▼▼▼
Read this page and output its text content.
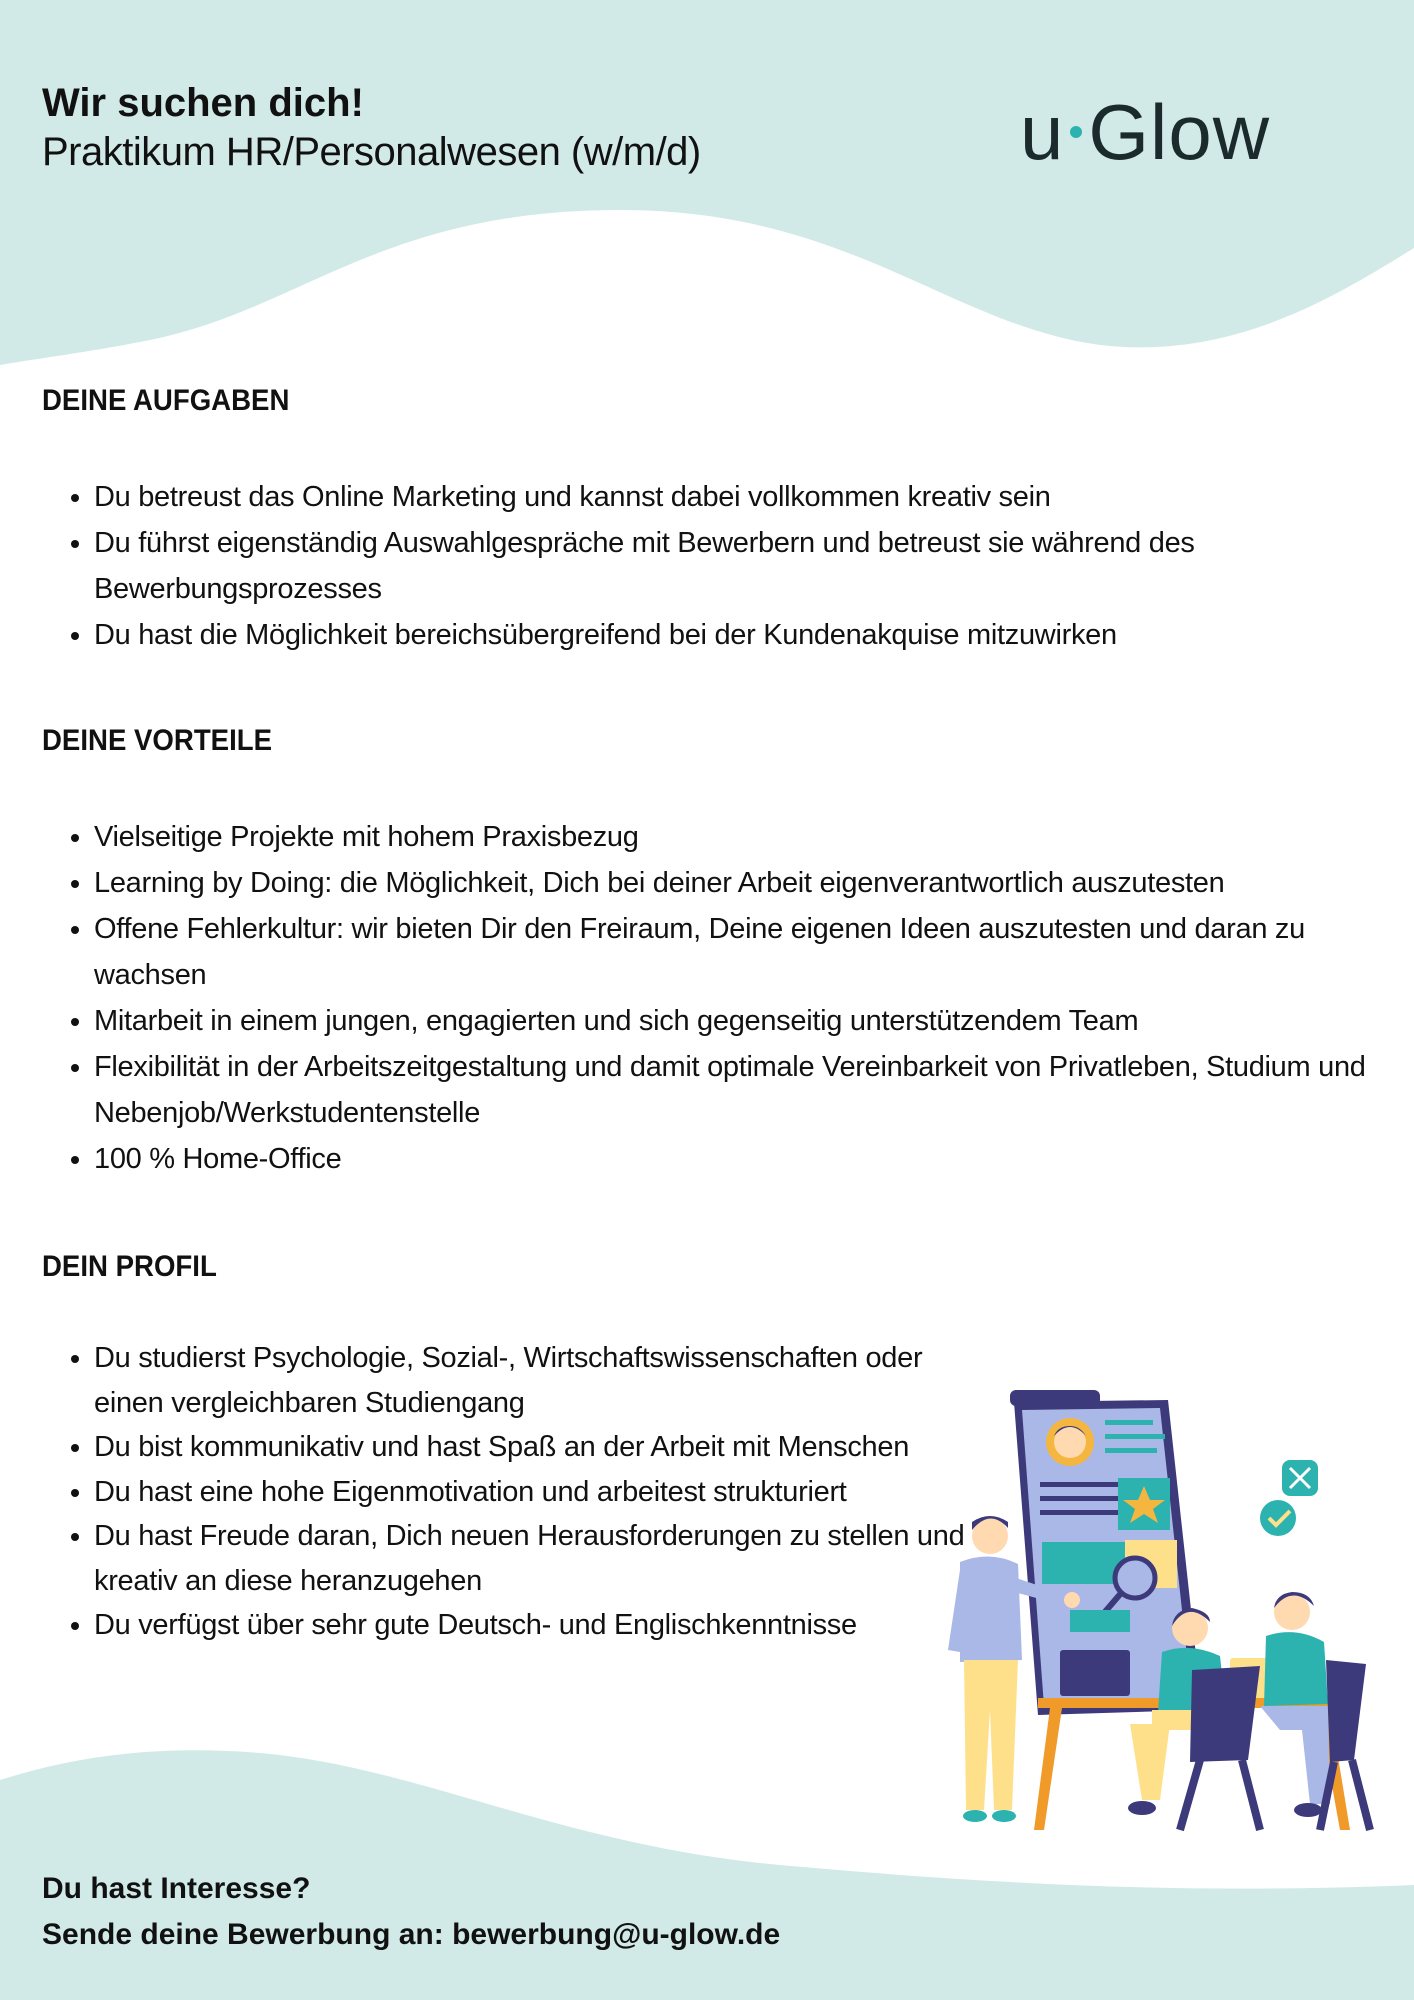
Wir suchen dich!

Praktikum HR/Personalwesen (w/m/d)	u Glow
DEINE AUFGABEN
• Du betreust das Online Marketing und kannst dabei vollkommen kreativ sein
• Du führst eigenständig Auswahlgespräche mit Bewerbern und betreust sie während des Bewerbungsprozesses
• Du hast die Möglichkeit bereichsübergreifend bei der Kundenakquise mitzuwirken
DEINE VORTEILE
• Vielseitige Projekte mit hohem Praxisbezug
• Learning by Doing: die Möglichkeit, Dich bei deiner Arbeit eigenverantwortlich auszutesten
• Offene Fehlerkultur: wir bieten Dir den Freiraum, Deine eigenen Ideen auszutesten und daran zu wachsen
• Mitarbeit in einem jungen, engagierten und sich gegenseitig unterstützendem Team
• Flexibilität in der Arbeitszeitgestaltung und damit optimale Vereinbarkeit von Privatleben, Studium und Nebenjob/Werkstudentenstelle
• 100 % Home-Office
DEIN PROFIL
• Du studierst Psychologie, Sozial-, Wirtschaftswissenschaften oder einen vergleichbaren Studiengang
• Du bist kommunikativ und hast Spaß an der Arbeit mit Menschen
• Du hast eine hohe Eigenmotivation und arbeitest strukturiert
• Du hast Freude daran, Dich neuen Herausforderungen zu stellen und kreativ an diese heranzugehen
• Du verfügst über sehr gute Deutsch- und Englischkenntnisse

Du hast Interesse?

Sende deine Bewerbung an: bewerbung@u-glow.de
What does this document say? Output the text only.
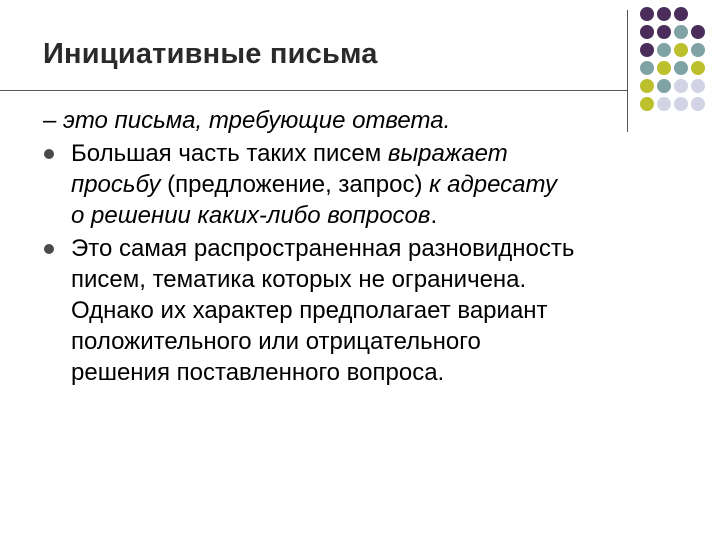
Инициативные письма
– это письма, требующие ответа.
Большая часть таких писем выражает
просьбу (предложение, запрос) к адресату
о решении каких-либо вопросов.
Это самая распространенная разновидность
писем, тематика которых не ограничена.
Однако их характер предполагает вариант
положительного или отрицательного
решения поставленного вопроса.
▲▲▲
Reproduce word for word only the lines between the line containing "What does this" and the end of the listing above, both included, and drop any pictures.

• **Exercise solution**:
What does this document say? Output the text only.
Инициативные письма
– это письма, требующие ответа.
Большая часть таких писем выражает
просьбу (предложение, запрос) к адресату
о решении каких-либо вопросов.
Это самая распространенная разновидность
писем, тематика которых не ограничена.
Однако их характер предполагает вариант
положительного или отрицательного
решения поставленного вопроса.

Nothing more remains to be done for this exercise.